◆ Письменное задание ◆
Воспроизведите весь листинг ниже дословно, строка за строкой, ничего не меняя.

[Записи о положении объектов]
++++++++++++++++++++
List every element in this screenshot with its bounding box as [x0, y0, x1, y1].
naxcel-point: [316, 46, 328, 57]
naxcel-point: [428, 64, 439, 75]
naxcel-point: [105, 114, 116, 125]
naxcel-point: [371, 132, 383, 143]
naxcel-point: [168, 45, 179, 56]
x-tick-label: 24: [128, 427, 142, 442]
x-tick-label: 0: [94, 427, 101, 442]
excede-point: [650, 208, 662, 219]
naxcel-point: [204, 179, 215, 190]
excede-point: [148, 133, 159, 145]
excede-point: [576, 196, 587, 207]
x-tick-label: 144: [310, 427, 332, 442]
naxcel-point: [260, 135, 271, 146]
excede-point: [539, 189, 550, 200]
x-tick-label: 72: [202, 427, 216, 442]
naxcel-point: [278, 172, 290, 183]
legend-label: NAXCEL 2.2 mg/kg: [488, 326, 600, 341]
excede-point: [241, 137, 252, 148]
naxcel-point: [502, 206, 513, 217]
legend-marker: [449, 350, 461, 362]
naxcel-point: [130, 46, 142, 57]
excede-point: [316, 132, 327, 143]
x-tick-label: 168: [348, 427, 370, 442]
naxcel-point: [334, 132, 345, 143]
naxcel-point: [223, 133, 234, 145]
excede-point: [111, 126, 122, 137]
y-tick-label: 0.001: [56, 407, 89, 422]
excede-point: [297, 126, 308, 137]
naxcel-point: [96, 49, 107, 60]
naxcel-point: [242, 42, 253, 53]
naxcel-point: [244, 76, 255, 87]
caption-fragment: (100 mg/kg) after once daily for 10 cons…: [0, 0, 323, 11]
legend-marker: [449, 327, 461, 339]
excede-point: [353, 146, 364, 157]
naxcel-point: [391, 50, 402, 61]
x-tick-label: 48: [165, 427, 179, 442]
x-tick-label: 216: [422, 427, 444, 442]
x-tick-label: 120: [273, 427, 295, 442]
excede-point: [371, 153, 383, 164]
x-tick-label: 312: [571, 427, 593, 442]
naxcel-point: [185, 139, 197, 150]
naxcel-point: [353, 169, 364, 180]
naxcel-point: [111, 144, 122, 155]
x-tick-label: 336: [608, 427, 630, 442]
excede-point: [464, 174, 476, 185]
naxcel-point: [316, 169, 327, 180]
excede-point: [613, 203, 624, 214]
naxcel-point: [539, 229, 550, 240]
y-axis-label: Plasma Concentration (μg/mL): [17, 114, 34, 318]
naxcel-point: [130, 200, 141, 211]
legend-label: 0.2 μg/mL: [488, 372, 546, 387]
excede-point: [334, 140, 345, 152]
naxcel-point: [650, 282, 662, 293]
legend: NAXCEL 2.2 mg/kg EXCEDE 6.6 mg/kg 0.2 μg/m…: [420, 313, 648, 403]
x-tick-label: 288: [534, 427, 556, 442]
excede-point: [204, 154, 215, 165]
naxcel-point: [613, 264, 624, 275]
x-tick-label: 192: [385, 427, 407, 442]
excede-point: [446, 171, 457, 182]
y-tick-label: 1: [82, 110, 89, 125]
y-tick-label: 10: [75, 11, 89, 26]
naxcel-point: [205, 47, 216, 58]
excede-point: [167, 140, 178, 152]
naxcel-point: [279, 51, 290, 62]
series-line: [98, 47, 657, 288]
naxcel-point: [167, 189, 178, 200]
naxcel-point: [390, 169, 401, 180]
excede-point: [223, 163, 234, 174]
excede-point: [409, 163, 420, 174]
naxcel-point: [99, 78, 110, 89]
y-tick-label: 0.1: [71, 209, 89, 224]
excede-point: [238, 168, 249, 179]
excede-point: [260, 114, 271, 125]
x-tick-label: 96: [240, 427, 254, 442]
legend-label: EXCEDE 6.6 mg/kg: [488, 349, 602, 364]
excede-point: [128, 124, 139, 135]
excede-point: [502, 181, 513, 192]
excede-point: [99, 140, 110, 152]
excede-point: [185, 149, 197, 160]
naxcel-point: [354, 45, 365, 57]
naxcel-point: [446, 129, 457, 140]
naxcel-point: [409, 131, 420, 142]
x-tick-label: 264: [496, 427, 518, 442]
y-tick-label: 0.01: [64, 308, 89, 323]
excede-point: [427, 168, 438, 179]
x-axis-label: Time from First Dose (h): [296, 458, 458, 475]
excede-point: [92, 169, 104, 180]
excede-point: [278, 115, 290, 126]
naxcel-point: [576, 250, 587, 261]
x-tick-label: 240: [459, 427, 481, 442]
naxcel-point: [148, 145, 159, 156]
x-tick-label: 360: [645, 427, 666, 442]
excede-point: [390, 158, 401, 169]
++++++++++++++++++++
◆ Ответ ниже ◆
List every element in this screenshot with its bounding box as [x0, y0, x1, y1].
naxcel-point: [316, 46, 328, 57]
naxcel-point: [428, 64, 439, 75]
naxcel-point: [105, 114, 116, 125]
naxcel-point: [371, 132, 383, 143]
naxcel-point: [168, 45, 179, 56]
x-tick-label: 24: [128, 427, 142, 442]
x-tick-label: 0: [94, 427, 101, 442]
excede-point: [650, 208, 662, 219]
naxcel-point: [204, 179, 215, 190]
excede-point: [148, 133, 159, 145]
excede-point: [576, 196, 587, 207]
x-tick-label: 144: [310, 427, 332, 442]
naxcel-point: [260, 135, 271, 146]
excede-point: [539, 189, 550, 200]
x-tick-label: 72: [202, 427, 216, 442]
naxcel-point: [278, 172, 290, 183]
legend-label: NAXCEL 2.2 mg/kg: [488, 326, 600, 341]
excede-point: [241, 137, 252, 148]
naxcel-point: [502, 206, 513, 217]
legend-marker: [449, 350, 461, 362]
naxcel-point: [130, 46, 142, 57]
excede-point: [316, 132, 327, 143]
x-tick-label: 168: [348, 427, 370, 442]
naxcel-point: [334, 132, 345, 143]
naxcel-point: [223, 133, 234, 145]
excede-point: [111, 126, 122, 137]
y-tick-label: 0.001: [56, 407, 89, 422]
excede-point: [297, 126, 308, 137]
naxcel-point: [96, 49, 107, 60]
naxcel-point: [242, 42, 253, 53]
naxcel-point: [244, 76, 255, 87]
caption-fragment: (100 mg/kg) after once daily for 10 cons…: [0, 0, 323, 11]
legend-marker: [449, 327, 461, 339]
excede-point: [353, 146, 364, 157]
naxcel-point: [391, 50, 402, 61]
x-tick-label: 48: [165, 427, 179, 442]
x-tick-label: 216: [422, 427, 444, 442]
x-tick-label: 120: [273, 427, 295, 442]
excede-point: [371, 153, 383, 164]
x-tick-label: 312: [571, 427, 593, 442]
naxcel-point: [185, 139, 197, 150]
naxcel-point: [353, 169, 364, 180]
naxcel-point: [111, 144, 122, 155]
x-tick-label: 336: [608, 427, 630, 442]
excede-point: [464, 174, 476, 185]
naxcel-point: [316, 169, 327, 180]
excede-point: [613, 203, 624, 214]
naxcel-point: [539, 229, 550, 240]
y-axis-label: Plasma Concentration (μg/mL): [17, 114, 34, 318]
naxcel-point: [130, 200, 141, 211]
legend-label: 0.2 μg/mL: [488, 372, 546, 387]
excede-point: [334, 140, 345, 152]
naxcel-point: [650, 282, 662, 293]
legend: NAXCEL 2.2 mg/kg EXCEDE 6.6 mg/kg 0.2 μg/m…: [420, 313, 648, 403]
x-tick-label: 288: [534, 427, 556, 442]
excede-point: [204, 154, 215, 165]
naxcel-point: [613, 264, 624, 275]
x-tick-label: 192: [385, 427, 407, 442]
excede-point: [446, 171, 457, 182]
y-tick-label: 1: [82, 110, 89, 125]
y-tick-label: 10: [75, 11, 89, 26]
naxcel-point: [205, 47, 216, 58]
excede-point: [167, 140, 178, 152]
naxcel-point: [279, 51, 290, 62]
series-line: [98, 47, 657, 288]
naxcel-point: [167, 189, 178, 200]
naxcel-point: [390, 169, 401, 180]
excede-point: [223, 163, 234, 174]
excede-point: [409, 163, 420, 174]
naxcel-point: [99, 78, 110, 89]
y-tick-label: 0.1: [71, 209, 89, 224]
excede-point: [238, 168, 249, 179]
excede-point: [260, 114, 271, 125]
x-tick-label: 96: [240, 427, 254, 442]
legend-label: EXCEDE 6.6 mg/kg: [488, 349, 602, 364]
excede-point: [128, 124, 139, 135]
excede-point: [502, 181, 513, 192]
excede-point: [99, 140, 110, 152]
excede-point: [185, 149, 197, 160]
naxcel-point: [354, 45, 365, 57]
naxcel-point: [446, 129, 457, 140]
naxcel-point: [409, 131, 420, 142]
x-tick-label: 264: [496, 427, 518, 442]
y-tick-label: 0.01: [64, 308, 89, 323]
excede-point: [427, 168, 438, 179]
x-axis-label: Time from First Dose (h): [296, 458, 458, 475]
excede-point: [92, 169, 104, 180]
excede-point: [278, 115, 290, 126]
naxcel-point: [576, 250, 587, 261]
x-tick-label: 240: [459, 427, 481, 442]
naxcel-point: [148, 145, 159, 156]
x-tick-label: 360: [645, 427, 666, 442]
excede-point: [390, 158, 401, 169]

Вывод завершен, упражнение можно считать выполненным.